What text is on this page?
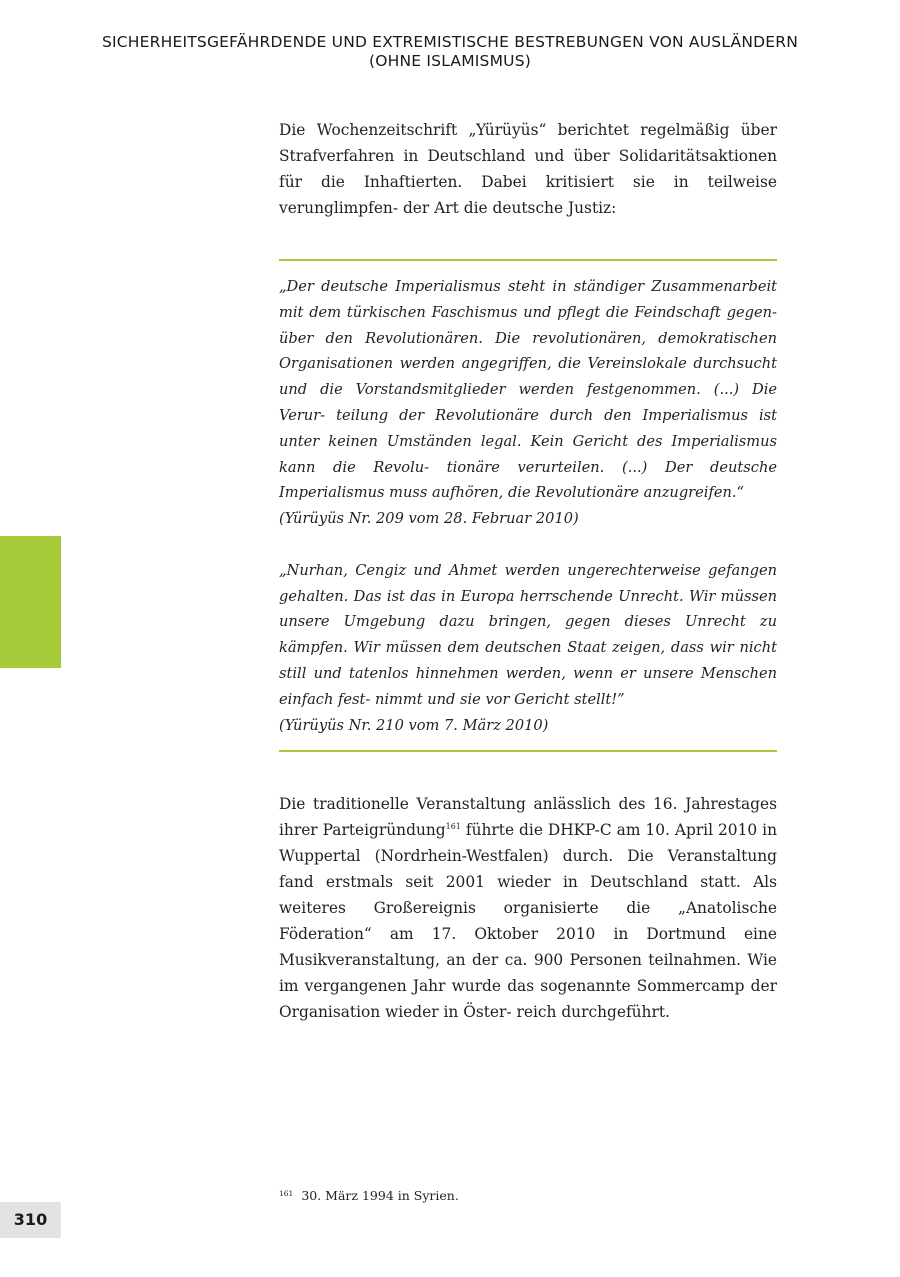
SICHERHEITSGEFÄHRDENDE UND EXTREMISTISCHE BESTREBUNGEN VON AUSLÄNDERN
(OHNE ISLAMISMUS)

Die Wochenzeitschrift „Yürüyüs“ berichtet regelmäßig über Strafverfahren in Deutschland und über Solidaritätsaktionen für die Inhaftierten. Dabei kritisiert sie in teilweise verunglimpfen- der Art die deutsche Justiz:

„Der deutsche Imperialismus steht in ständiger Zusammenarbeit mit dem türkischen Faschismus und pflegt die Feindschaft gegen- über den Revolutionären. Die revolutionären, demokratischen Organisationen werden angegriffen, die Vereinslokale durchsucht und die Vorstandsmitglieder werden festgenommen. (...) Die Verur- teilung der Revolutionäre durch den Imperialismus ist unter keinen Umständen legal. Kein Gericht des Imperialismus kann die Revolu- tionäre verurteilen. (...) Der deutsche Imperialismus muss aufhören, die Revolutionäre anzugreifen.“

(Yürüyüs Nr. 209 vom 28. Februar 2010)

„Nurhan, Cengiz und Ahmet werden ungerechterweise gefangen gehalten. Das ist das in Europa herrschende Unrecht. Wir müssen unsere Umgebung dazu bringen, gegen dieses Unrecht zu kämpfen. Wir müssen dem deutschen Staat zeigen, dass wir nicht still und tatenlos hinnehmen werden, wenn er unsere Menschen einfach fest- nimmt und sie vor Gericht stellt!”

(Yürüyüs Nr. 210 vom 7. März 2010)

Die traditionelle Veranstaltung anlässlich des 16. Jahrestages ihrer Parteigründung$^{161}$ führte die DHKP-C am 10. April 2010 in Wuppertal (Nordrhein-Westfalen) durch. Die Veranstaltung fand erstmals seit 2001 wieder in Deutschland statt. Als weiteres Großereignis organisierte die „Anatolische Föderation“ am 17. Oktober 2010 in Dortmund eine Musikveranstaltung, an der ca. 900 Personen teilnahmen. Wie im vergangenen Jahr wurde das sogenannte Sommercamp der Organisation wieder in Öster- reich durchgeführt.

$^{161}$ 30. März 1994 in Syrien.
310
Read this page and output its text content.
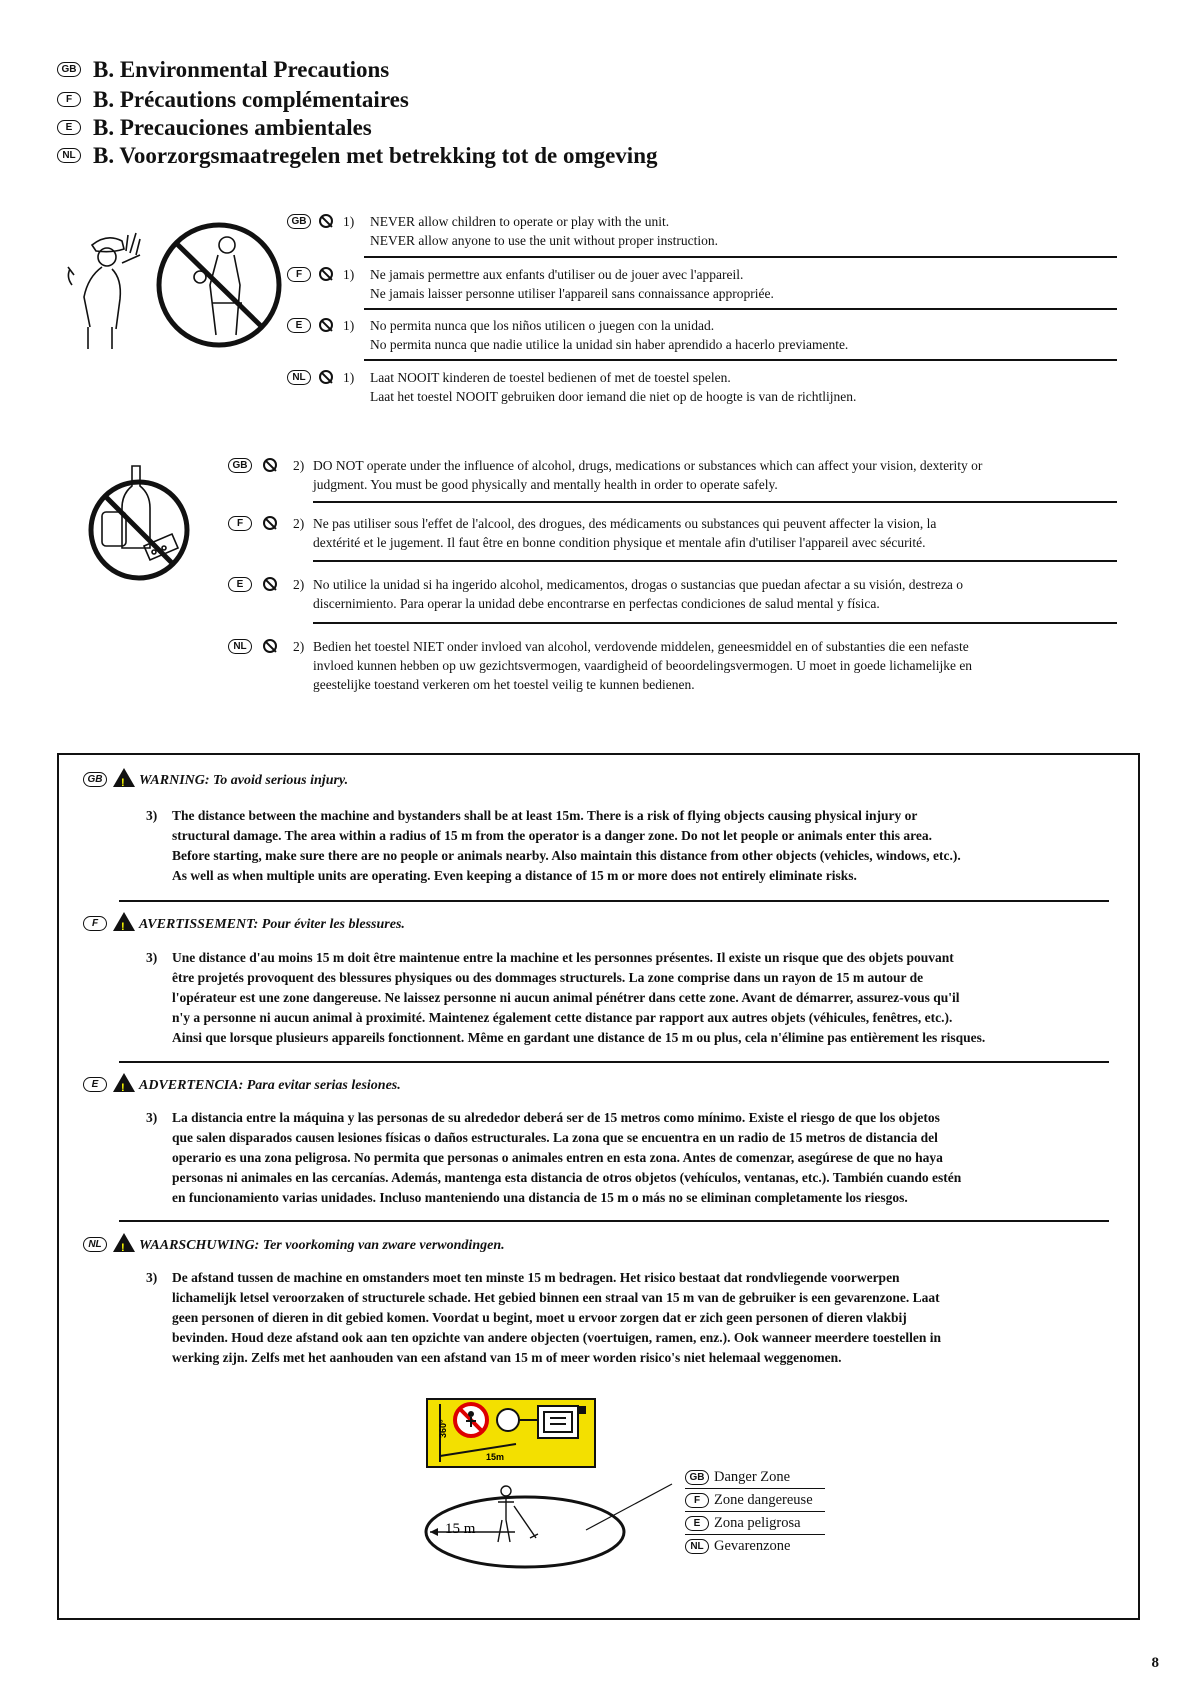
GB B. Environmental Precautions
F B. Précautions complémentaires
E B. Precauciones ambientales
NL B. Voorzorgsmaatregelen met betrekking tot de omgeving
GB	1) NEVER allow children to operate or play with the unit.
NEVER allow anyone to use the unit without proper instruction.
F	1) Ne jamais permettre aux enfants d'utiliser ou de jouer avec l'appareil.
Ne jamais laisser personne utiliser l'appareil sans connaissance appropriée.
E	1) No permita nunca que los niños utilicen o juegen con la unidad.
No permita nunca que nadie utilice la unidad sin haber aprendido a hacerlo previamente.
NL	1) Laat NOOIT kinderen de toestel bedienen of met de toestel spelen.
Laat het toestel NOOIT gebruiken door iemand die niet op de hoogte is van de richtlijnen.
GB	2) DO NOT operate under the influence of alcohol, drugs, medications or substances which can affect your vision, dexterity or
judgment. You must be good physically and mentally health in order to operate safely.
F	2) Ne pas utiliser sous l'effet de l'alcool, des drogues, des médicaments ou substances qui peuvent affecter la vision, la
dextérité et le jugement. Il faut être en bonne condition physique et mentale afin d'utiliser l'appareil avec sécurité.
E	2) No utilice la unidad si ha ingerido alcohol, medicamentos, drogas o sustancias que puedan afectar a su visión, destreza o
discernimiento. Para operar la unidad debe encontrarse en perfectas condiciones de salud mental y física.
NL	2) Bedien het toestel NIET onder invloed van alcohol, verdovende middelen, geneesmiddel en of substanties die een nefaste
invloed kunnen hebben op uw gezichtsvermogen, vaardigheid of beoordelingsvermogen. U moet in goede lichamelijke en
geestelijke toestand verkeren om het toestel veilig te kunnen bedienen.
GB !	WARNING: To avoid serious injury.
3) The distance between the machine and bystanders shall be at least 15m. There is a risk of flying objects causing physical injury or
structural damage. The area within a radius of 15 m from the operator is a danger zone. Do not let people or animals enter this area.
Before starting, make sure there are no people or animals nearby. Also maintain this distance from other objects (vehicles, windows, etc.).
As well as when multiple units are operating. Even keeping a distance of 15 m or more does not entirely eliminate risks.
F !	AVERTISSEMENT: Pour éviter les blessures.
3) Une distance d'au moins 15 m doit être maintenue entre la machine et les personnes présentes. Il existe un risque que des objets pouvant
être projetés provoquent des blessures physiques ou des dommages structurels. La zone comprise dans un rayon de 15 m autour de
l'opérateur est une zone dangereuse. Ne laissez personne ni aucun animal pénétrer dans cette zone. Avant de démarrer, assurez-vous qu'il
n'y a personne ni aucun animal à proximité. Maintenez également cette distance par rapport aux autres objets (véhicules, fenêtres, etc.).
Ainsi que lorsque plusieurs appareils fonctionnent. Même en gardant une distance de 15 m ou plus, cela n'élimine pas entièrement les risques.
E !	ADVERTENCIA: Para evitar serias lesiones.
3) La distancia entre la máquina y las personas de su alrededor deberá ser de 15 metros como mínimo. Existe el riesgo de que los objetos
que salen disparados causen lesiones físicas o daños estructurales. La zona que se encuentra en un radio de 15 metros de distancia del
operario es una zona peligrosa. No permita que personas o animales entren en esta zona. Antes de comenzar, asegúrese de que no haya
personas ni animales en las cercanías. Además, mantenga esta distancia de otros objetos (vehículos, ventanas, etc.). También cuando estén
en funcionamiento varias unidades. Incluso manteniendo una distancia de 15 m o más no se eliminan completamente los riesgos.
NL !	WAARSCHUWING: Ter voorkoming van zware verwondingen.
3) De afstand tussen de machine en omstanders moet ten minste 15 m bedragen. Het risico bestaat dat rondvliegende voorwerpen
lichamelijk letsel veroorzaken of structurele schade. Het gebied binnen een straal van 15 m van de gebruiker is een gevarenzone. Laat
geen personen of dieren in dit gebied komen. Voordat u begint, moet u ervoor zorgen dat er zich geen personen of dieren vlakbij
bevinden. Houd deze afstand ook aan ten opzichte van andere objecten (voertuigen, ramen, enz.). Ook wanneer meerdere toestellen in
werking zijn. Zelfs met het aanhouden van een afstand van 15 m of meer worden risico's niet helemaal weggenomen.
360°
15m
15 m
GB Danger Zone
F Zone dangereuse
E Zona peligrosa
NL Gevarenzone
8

_Brief:_
Look through the material for "machine". Copy each line that has it.

_Solution:_
3) The distance between the machine and bystanders shall be at least 15m. There is a risk of flying objects causing physical injury or
3) Une distance d'au moins 15 m doit être maintenue entre la machine et les personnes présentes. Il existe un risque que des objets pouvant
3) De afstand tussen de machine en omstanders moet ten minste 15 m bedragen. Het risico bestaat dat rondvliegende voorwerpen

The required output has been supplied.